- _Records excerpted from a collection_:
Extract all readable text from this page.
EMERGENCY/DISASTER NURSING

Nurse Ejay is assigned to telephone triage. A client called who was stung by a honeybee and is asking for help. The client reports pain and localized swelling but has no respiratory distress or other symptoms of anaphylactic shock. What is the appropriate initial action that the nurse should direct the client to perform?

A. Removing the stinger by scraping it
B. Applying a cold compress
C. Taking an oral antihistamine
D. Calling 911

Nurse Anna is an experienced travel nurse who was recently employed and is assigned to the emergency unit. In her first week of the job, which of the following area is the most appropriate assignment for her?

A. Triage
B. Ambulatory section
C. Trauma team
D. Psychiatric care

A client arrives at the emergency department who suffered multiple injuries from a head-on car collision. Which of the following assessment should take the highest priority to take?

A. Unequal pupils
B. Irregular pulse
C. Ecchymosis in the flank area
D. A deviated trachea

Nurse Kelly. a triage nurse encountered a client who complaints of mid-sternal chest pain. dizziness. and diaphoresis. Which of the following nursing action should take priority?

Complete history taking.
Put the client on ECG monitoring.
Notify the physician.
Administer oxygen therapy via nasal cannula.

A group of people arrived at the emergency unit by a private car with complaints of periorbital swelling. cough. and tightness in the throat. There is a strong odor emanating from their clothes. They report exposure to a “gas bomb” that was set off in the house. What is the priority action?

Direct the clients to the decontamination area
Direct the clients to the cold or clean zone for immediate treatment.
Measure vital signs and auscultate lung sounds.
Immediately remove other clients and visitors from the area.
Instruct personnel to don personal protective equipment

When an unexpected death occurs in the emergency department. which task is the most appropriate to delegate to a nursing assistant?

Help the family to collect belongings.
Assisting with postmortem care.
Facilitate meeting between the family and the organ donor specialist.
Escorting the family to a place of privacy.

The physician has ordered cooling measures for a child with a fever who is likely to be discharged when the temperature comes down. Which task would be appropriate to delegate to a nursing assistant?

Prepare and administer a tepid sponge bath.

- _Task goal_: Copy out the whole listing, exactly as written.

- _Result_:
Extract all readable text from this page.
EMERGENCY/DISASTER NURSING

Nurse Ejay is assigned to telephone triage. A client called who was stung by a honeybee and is asking for help. The client reports pain and localized swelling but has no respiratory distress or other symptoms of anaphylactic shock. What is the appropriate initial action that the nurse should direct the client to perform?

A. Removing the stinger by scraping it
B. Applying a cold compress
C. Taking an oral antihistamine
D. Calling 911

Nurse Anna is an experienced travel nurse who was recently employed and is assigned to the emergency unit. In her first week of the job, which of the following area is the most appropriate assignment for her?

A. Triage
B. Ambulatory section
C. Trauma team
D. Psychiatric care

A client arrives at the emergency department who suffered multiple injuries from a head-on car collision. Which of the following assessment should take the highest priority to take?

A. Unequal pupils
B. Irregular pulse
C. Ecchymosis in the flank area
D. A deviated trachea

Nurse Kelly. a triage nurse encountered a client who complaints of mid-sternal chest pain. dizziness. and diaphoresis. Which of the following nursing action should take priority?

Complete history taking.
Put the client on ECG monitoring.
Notify the physician.
Administer oxygen therapy via nasal cannula.

A group of people arrived at the emergency unit by a private car with complaints of periorbital swelling. cough. and tightness in the throat. There is a strong odor emanating from their clothes. They report exposure to a “gas bomb” that was set off in the house. What is the priority action?

Direct the clients to the decontamination area
Direct the clients to the cold or clean zone for immediate treatment.
Measure vital signs and auscultate lung sounds.
Immediately remove other clients and visitors from the area.
Instruct personnel to don personal protective equipment

When an unexpected death occurs in the emergency department. which task is the most appropriate to delegate to a nursing assistant?

Help the family to collect belongings.
Assisting with postmortem care.
Facilitate meeting between the family and the organ donor specialist.
Escorting the family to a place of privacy.

The physician has ordered cooling measures for a child with a fever who is likely to be discharged when the temperature comes down. Which task would be appropriate to delegate to a nursing assistant?

Prepare and administer a tepid sponge bath.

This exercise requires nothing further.